Esercizio assegnato: Nell'articolo sulla Corea del Nord e la vittoria di Trump, che cosa potrebbe cercare il leader nordcoreano secondo la gran parte degli analisti?

Brano da leggere:
^^^^^^^^^^^^^^^^

Roma, 6 nov. (askanews) – I media di tutto il mondo oggi riportano in grande evidenza la vittoria di Donald Trump nelle elezioni presidenziali statunitensi. C’è però un paese in cui di questo non si parla, eppure è uno dei paesi che potrebbe essere più direttamente influenzato dal ritorno di Trump alla Casa bianca e che potrebbe avere delle opportunità dopo gli anni cupi dell’Amministrazione Biden. Si tratta della Corea del Nord del leader supremo Kim Jong Un.
L’agenzia di stampa statale KCNA, il giornale del Partito dei lavoratori Rodong sinmun, non somigliano oggi ai giornali di tutti il mondo, che riportano in prima pagina foto e cronache della vittoria trumpiana. Ma questo silenzio non deve ingannare: a Pyongyang hanno guardato con grande attenzione a quanto accadeva negli Stati uniti. E l’aumento dell’attività missilistica prima delle elezioni, in qualche modo, è stato anche un modo per mandare segnali in previsione di una vittoria di Trump.
Anche quando Trump andò al potere la prima volta, Kim stimolò Washington con varie provocazioni. Non è escluso, quindi, che assuma lo stesso approccio all’inizio del secondo mandato di Trump. Ma – secondo la gran parte degli analisti – il leader nordcoreano potrebbe cercare un nuovo vertice con Trump, anche se la possibilità che possa realizzarsi un qualche accordo sul programma nucleare nordcoreano appare remoto.

^^^^^^^^^^^^^^^^

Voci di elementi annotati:

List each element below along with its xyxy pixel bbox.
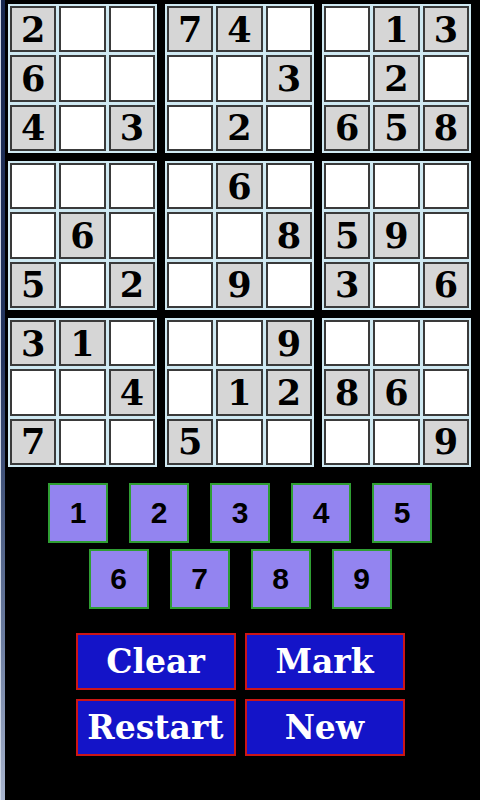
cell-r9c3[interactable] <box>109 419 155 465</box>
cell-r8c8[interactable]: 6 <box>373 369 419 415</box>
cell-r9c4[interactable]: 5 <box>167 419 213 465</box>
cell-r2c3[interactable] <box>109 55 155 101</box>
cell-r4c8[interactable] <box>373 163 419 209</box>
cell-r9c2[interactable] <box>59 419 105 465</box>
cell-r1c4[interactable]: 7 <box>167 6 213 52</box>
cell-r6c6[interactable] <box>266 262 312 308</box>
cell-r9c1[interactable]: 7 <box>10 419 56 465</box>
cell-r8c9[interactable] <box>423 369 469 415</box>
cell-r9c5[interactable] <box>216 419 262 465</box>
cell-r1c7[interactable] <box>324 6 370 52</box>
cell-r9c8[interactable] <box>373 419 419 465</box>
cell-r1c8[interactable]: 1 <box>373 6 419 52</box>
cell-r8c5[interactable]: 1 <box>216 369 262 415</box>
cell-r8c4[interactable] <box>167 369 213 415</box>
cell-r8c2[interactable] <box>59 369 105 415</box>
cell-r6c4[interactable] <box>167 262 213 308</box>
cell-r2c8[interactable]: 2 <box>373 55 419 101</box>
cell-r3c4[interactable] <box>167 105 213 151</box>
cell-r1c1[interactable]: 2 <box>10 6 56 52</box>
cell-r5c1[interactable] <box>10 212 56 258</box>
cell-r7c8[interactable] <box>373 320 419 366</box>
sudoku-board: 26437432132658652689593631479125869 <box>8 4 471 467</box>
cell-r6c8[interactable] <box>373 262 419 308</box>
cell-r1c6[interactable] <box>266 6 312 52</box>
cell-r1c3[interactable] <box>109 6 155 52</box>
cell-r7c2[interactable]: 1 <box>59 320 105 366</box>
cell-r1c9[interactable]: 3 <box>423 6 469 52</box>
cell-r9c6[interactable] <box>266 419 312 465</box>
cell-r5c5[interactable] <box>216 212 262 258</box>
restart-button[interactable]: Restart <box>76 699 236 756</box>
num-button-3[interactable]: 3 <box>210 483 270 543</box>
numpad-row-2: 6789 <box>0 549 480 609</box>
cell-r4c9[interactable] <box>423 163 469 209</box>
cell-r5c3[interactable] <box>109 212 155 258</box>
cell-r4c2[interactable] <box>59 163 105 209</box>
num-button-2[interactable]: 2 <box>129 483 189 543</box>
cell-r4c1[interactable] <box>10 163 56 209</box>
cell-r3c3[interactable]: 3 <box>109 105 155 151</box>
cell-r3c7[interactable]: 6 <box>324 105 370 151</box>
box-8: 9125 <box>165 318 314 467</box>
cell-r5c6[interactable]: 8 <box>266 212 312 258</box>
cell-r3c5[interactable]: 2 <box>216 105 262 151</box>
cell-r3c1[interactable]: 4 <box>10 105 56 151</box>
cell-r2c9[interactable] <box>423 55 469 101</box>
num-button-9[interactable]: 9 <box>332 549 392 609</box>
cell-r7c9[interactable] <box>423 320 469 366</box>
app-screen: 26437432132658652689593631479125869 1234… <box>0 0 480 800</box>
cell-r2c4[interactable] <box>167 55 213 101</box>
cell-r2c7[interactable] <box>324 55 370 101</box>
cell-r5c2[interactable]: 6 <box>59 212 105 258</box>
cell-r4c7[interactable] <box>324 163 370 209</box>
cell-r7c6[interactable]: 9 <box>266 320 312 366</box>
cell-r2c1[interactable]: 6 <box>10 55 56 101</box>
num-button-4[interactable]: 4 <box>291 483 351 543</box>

^^^^^^^^^^^^^^^^

Risposta completa: Un nuovo vertice con Trump.